Element position data
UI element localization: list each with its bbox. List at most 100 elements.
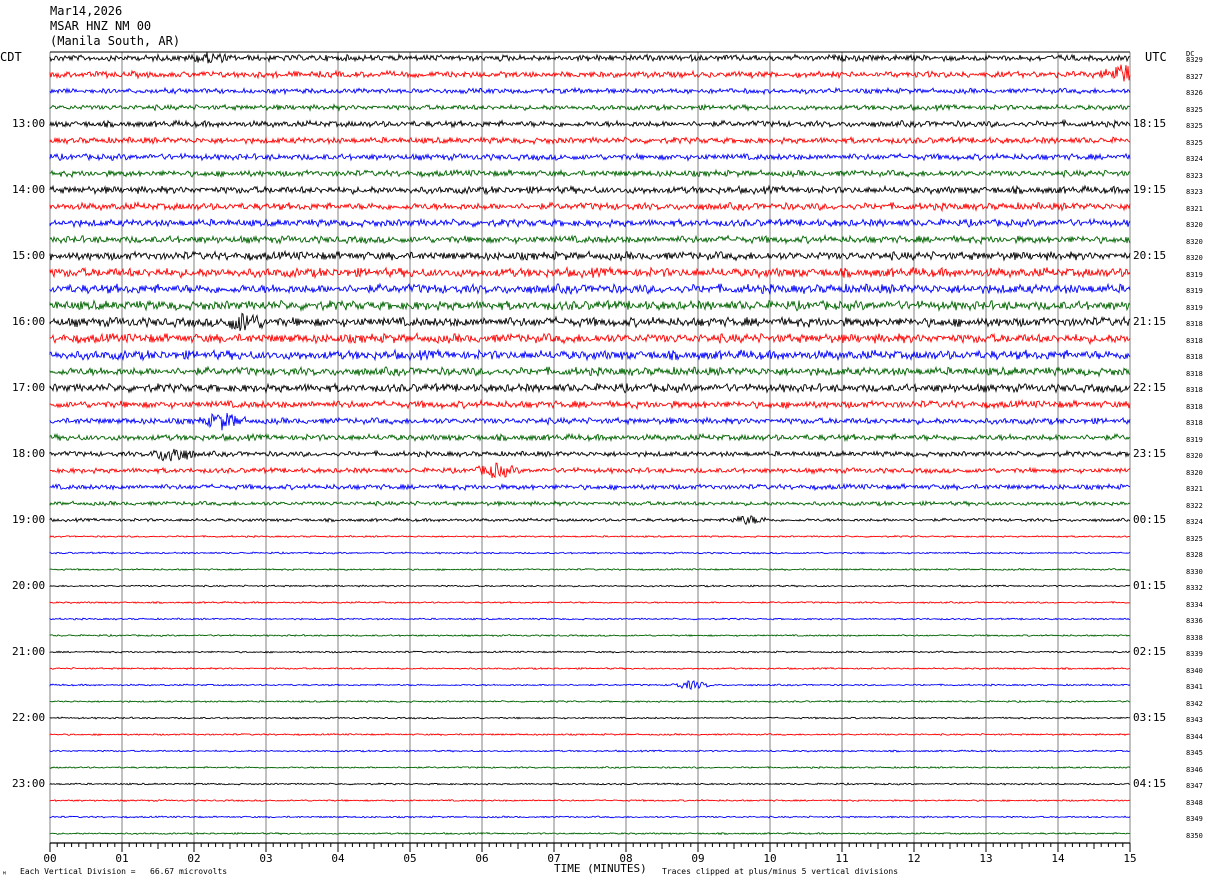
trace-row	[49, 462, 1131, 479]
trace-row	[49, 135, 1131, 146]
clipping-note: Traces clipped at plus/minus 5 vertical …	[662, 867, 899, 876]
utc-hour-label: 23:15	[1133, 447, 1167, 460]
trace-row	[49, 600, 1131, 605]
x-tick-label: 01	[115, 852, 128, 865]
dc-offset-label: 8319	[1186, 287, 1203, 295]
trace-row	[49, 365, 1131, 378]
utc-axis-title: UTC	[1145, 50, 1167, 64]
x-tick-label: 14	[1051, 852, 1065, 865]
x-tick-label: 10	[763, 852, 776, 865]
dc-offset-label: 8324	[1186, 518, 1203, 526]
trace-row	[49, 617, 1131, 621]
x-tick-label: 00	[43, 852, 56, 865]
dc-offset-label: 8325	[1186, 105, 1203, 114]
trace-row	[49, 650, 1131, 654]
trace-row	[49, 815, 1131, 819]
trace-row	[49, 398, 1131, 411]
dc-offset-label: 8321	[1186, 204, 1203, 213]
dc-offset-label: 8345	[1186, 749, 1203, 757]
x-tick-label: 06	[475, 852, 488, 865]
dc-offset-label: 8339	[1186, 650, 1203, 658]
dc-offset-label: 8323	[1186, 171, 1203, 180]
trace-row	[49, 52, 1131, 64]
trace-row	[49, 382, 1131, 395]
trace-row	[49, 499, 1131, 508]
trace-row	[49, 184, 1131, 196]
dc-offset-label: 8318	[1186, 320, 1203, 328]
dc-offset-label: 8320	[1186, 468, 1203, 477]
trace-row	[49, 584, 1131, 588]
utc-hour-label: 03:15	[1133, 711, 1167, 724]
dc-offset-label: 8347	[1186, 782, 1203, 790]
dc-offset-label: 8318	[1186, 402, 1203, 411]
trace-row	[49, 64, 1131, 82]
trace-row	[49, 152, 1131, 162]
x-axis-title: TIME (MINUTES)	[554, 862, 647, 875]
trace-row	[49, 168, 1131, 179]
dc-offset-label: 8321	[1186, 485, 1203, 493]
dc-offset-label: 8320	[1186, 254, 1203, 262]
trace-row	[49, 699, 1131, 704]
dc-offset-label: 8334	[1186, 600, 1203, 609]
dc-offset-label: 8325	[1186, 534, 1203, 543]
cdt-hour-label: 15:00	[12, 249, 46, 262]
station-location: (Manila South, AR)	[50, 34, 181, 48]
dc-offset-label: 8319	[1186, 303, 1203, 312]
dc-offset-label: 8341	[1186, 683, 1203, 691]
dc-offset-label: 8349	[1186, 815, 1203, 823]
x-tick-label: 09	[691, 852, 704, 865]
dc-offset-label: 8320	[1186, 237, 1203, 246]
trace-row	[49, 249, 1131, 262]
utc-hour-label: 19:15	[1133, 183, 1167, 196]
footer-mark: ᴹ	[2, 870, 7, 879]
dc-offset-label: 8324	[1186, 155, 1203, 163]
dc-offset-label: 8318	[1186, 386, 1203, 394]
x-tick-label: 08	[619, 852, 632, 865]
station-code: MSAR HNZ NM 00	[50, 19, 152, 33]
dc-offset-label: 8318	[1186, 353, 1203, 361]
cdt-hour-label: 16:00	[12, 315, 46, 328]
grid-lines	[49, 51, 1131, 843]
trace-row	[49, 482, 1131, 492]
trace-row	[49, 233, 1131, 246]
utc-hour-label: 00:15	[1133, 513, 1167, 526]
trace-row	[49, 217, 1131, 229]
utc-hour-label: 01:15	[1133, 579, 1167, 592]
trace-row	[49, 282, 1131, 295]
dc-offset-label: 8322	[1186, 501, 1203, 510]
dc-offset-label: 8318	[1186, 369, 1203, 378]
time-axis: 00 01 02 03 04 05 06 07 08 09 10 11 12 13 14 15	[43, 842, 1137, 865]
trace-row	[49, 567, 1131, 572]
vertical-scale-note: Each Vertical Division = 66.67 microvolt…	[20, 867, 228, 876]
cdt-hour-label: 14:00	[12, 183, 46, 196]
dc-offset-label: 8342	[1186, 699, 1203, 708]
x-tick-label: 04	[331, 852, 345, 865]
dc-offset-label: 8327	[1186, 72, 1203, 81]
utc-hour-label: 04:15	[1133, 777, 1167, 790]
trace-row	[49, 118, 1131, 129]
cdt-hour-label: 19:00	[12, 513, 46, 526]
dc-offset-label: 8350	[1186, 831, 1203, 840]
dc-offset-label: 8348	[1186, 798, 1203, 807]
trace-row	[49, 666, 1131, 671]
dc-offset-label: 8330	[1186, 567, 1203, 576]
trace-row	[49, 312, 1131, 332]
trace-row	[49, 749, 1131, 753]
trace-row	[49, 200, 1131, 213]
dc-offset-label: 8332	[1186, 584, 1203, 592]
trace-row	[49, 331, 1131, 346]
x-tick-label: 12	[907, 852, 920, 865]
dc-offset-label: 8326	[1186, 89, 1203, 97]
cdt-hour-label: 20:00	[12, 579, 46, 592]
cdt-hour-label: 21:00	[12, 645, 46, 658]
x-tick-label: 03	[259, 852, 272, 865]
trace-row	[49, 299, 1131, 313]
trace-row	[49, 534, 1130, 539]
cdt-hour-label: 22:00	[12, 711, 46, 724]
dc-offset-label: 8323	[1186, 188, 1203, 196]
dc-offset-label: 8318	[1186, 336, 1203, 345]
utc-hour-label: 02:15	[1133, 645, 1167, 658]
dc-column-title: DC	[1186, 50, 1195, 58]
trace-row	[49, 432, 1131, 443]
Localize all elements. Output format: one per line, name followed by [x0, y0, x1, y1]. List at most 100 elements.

---

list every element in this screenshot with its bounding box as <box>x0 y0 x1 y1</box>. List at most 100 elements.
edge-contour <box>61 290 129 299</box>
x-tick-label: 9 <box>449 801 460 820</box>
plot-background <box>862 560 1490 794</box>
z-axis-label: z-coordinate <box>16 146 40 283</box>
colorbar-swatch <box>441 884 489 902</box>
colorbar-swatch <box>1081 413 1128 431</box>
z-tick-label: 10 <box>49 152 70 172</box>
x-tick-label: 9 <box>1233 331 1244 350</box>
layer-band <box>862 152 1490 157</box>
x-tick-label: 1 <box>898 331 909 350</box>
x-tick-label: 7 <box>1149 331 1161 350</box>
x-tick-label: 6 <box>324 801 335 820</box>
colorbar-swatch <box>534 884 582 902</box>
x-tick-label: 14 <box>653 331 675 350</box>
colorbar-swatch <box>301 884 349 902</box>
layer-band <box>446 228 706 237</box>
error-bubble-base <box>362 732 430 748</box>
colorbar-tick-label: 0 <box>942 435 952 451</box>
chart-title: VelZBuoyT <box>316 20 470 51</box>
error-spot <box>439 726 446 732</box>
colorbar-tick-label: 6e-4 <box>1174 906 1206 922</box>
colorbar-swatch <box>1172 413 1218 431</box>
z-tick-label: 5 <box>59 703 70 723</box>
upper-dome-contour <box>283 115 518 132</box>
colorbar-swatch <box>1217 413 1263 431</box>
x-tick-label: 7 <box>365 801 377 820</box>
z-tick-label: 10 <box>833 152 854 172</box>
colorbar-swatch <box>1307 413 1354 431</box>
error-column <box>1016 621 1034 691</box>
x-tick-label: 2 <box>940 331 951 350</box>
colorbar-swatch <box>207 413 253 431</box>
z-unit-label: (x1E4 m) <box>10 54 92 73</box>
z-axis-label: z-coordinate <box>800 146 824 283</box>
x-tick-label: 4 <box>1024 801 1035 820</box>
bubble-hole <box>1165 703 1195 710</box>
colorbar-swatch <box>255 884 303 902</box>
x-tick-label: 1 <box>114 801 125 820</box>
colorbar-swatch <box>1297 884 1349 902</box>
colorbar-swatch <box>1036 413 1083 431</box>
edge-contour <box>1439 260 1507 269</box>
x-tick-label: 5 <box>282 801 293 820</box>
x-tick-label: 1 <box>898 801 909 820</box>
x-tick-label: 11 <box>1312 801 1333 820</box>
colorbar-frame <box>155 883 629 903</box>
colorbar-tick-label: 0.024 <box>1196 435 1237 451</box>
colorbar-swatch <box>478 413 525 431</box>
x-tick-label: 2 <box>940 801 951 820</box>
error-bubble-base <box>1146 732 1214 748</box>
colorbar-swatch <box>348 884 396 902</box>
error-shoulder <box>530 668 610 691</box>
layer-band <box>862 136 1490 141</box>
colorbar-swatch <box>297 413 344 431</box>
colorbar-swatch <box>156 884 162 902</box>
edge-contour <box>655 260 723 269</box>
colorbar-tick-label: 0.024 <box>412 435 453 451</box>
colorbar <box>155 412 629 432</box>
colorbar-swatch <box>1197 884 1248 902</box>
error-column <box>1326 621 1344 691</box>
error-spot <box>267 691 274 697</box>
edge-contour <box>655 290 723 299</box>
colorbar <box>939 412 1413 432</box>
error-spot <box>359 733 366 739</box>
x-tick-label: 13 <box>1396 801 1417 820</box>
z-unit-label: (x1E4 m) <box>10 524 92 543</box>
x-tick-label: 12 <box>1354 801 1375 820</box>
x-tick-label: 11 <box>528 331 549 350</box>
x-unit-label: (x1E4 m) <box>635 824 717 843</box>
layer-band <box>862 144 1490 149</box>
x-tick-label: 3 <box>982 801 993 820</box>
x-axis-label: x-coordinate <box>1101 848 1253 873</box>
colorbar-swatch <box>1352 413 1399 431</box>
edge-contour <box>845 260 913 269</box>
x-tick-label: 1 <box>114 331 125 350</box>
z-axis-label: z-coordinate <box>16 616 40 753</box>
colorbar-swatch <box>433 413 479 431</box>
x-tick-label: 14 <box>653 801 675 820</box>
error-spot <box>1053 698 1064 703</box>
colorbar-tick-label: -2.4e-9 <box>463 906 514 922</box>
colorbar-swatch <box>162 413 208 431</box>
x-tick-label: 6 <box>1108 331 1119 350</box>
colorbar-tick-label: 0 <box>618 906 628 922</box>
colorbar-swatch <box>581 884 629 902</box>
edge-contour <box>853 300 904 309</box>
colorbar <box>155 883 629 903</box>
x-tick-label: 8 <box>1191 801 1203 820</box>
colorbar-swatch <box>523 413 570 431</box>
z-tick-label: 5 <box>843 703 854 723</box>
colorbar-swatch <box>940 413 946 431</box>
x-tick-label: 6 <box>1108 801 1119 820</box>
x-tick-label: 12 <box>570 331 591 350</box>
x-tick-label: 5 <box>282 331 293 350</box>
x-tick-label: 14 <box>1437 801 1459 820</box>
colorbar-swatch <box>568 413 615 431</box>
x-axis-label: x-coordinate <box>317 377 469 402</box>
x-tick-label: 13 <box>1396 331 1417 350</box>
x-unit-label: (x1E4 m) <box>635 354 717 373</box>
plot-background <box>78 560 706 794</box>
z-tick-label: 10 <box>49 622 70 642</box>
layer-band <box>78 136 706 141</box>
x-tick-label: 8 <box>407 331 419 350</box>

_What you have to do_
Copy out the rows above word for word, starting at the line that contains "list every element" and ending at the line that contains "x-tick-label: 7 <box>1149 331 1161 350</box>", with both of those lines included.

_Right answer_
list every element in this screenshot with its bounding box as <box>x0 y0 x1 y1</box>. List at most 100 elements.
edge-contour <box>61 290 129 299</box>
x-tick-label: 9 <box>449 801 460 820</box>
plot-background <box>862 560 1490 794</box>
z-axis-label: z-coordinate <box>16 146 40 283</box>
colorbar-swatch <box>441 884 489 902</box>
colorbar-swatch <box>1081 413 1128 431</box>
z-tick-label: 10 <box>49 152 70 172</box>
x-tick-label: 9 <box>1233 331 1244 350</box>
layer-band <box>862 152 1490 157</box>
x-tick-label: 1 <box>898 331 909 350</box>
x-tick-label: 7 <box>1149 331 1161 350</box>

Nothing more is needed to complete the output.